Figure dataset records:

====

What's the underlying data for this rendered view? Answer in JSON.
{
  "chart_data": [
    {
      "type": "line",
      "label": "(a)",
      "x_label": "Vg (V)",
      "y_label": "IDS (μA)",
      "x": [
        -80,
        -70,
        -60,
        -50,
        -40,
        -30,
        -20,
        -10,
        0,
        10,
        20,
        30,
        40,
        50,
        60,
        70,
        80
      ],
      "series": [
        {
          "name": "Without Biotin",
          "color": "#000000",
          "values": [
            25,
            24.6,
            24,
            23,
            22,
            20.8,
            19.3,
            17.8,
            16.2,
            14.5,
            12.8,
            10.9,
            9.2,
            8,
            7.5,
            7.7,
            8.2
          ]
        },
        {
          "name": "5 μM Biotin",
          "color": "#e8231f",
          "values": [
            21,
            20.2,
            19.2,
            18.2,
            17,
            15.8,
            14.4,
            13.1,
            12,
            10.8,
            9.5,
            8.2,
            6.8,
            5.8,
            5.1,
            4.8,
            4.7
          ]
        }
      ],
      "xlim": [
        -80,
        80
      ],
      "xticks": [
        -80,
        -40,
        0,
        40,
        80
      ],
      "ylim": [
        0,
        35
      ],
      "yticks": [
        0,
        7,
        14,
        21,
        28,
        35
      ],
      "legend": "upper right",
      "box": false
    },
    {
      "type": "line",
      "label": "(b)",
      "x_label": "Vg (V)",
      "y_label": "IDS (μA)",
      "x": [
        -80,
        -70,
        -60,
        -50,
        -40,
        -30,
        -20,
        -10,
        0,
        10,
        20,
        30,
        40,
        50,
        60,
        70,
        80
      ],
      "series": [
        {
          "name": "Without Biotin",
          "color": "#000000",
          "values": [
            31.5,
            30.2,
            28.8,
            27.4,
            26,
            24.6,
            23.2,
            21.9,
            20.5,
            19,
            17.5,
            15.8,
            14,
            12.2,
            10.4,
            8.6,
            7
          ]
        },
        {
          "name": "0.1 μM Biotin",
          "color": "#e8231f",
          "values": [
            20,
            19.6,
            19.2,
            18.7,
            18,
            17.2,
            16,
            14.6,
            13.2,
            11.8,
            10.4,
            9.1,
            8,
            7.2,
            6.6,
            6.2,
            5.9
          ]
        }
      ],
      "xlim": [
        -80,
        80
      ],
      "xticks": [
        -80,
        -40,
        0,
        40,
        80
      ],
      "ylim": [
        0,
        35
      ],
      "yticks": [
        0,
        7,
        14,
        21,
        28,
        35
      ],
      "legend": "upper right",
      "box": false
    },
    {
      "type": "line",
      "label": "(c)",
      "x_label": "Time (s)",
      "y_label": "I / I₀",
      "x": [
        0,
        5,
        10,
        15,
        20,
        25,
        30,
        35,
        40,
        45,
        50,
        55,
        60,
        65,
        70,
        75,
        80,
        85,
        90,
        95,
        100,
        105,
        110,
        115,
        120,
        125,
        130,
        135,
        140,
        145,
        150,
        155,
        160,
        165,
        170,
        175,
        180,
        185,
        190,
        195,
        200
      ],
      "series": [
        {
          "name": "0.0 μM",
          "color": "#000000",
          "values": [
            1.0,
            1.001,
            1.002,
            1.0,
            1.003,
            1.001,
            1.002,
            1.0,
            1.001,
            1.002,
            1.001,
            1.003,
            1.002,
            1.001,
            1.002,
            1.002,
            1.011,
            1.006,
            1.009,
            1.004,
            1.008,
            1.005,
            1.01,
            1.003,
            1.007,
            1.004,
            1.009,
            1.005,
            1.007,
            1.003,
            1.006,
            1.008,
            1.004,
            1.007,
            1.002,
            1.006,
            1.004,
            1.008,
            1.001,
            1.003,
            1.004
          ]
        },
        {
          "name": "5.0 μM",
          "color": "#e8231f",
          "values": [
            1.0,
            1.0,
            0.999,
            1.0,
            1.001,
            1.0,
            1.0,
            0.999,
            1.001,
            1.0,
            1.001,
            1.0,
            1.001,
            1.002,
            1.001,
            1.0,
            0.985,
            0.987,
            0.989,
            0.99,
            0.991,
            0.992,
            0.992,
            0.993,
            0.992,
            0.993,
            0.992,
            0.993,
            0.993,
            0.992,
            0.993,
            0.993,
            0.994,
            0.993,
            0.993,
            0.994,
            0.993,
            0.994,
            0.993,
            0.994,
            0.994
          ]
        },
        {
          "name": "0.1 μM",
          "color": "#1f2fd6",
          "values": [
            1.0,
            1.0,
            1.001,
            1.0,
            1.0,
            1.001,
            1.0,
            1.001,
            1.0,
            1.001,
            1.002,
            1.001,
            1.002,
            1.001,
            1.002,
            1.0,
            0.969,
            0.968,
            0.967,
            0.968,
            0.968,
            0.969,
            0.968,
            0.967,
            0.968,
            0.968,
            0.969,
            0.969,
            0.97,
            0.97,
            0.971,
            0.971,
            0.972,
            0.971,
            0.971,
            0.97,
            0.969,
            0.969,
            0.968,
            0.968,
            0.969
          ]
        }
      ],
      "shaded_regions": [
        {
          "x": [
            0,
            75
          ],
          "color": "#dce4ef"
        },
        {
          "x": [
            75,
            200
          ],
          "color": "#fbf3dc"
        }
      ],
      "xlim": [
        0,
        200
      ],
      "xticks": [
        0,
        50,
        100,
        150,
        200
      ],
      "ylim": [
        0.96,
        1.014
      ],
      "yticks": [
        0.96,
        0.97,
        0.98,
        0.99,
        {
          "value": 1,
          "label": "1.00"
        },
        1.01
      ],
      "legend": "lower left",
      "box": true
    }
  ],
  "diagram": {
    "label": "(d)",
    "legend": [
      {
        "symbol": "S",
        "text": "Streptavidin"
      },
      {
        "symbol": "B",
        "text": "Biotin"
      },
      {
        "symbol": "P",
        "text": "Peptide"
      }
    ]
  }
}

====

-- Task objective --
Indicate how many lines in the records above include the word "legend", giving no other content.

-- Finished task --
4